(Problem details): Below is a block of records; repeat each one exactly.

[Excerpts from a figure dataset]
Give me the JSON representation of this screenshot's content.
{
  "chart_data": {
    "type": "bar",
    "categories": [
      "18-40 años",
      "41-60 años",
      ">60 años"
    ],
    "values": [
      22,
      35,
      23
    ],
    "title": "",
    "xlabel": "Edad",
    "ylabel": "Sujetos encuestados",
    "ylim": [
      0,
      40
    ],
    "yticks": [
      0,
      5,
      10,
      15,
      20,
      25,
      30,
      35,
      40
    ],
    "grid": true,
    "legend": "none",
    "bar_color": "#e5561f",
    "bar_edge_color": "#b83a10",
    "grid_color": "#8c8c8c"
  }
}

(Solution for this problem):
Give me the JSON representation of this screenshot's content.
{
  "chart_data": {
    "type": "bar",
    "categories": [
      "18-40 años",
      "41-60 años",
      ">60 años"
    ],
    "values": [
      22,
      35,
      23
    ],
    "title": "",
    "xlabel": "Edad",
    "ylabel": "Sujetos encuestados",
    "ylim": [
      0,
      40
    ],
    "yticks": [
      0,
      5,
      10,
      15,
      20,
      25,
      30,
      35,
      40
    ],
    "grid": true,
    "legend": "none",
    "bar_color": "#e5561f",
    "bar_edge_color": "#b83a10",
    "grid_color": "#8c8c8c"
  }
}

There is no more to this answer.